**Instructions to follow:** Retype each entry below exactly as it stands.

------ Data for this task

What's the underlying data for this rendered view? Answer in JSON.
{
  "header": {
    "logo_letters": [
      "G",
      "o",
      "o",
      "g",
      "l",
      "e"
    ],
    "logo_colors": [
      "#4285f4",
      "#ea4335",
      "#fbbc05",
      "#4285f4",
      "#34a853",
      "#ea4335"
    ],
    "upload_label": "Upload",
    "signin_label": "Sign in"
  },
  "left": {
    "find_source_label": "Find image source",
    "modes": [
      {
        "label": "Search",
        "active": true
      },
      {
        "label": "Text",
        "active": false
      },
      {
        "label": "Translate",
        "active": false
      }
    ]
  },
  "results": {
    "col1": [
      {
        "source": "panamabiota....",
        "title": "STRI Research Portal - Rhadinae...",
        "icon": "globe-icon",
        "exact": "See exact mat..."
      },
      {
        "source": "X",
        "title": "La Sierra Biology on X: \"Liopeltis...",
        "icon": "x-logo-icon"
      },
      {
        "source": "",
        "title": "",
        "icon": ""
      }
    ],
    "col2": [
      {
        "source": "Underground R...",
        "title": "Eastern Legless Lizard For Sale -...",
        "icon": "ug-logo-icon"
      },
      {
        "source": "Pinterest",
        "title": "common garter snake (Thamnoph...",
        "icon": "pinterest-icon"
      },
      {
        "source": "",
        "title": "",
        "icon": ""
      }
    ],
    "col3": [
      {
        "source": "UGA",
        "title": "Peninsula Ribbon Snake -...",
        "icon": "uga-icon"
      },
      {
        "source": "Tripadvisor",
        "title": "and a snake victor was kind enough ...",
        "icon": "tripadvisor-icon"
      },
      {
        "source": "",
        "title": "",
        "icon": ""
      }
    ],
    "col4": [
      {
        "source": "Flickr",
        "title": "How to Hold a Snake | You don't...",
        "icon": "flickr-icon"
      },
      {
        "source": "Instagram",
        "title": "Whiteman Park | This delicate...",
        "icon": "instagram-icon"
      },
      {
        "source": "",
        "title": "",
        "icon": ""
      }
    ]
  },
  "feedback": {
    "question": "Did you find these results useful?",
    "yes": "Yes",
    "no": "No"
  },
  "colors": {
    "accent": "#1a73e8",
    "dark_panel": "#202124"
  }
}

------------

**Complete response:**
What's the underlying data for this rendered view? Answer in JSON.
{
  "header": {
    "logo_letters": [
      "G",
      "o",
      "o",
      "g",
      "l",
      "e"
    ],
    "logo_colors": [
      "#4285f4",
      "#ea4335",
      "#fbbc05",
      "#4285f4",
      "#34a853",
      "#ea4335"
    ],
    "upload_label": "Upload",
    "signin_label": "Sign in"
  },
  "left": {
    "find_source_label": "Find image source",
    "modes": [
      {
        "label": "Search",
        "active": true
      },
      {
        "label": "Text",
        "active": false
      },
      {
        "label": "Translate",
        "active": false
      }
    ]
  },
  "results": {
    "col1": [
      {
        "source": "panamabiota....",
        "title": "STRI Research Portal - Rhadinae...",
        "icon": "globe-icon",
        "exact": "See exact mat..."
      },
      {
        "source": "X",
        "title": "La Sierra Biology on X: \"Liopeltis...",
        "icon": "x-logo-icon"
      },
      {
        "source": "",
        "title": "",
        "icon": ""
      }
    ],
    "col2": [
      {
        "source": "Underground R...",
        "title": "Eastern Legless Lizard For Sale -...",
        "icon": "ug-logo-icon"
      },
      {
        "source": "Pinterest",
        "title": "common garter snake (Thamnoph...",
        "icon": "pinterest-icon"
      },
      {
        "source": "",
        "title": "",
        "icon": ""
      }
    ],
    "col3": [
      {
        "source": "UGA",
        "title": "Peninsula Ribbon Snake -...",
        "icon": "uga-icon"
      },
      {
        "source": "Tripadvisor",
        "title": "and a snake victor was kind enough ...",
        "icon": "tripadvisor-icon"
      },
      {
        "source": "",
        "title": "",
        "icon": ""
      }
    ],
    "col4": [
      {
        "source": "Flickr",
        "title": "How to Hold a Snake | You don't...",
        "icon": "flickr-icon"
      },
      {
        "source": "Instagram",
        "title": "Whiteman Park | This delicate...",
        "icon": "instagram-icon"
      },
      {
        "source": "",
        "title": "",
        "icon": ""
      }
    ]
  },
  "feedback": {
    "question": "Did you find these results useful?",
    "yes": "Yes",
    "no": "No"
  },
  "colors": {
    "accent": "#1a73e8",
    "dark_panel": "#202124"
  }
}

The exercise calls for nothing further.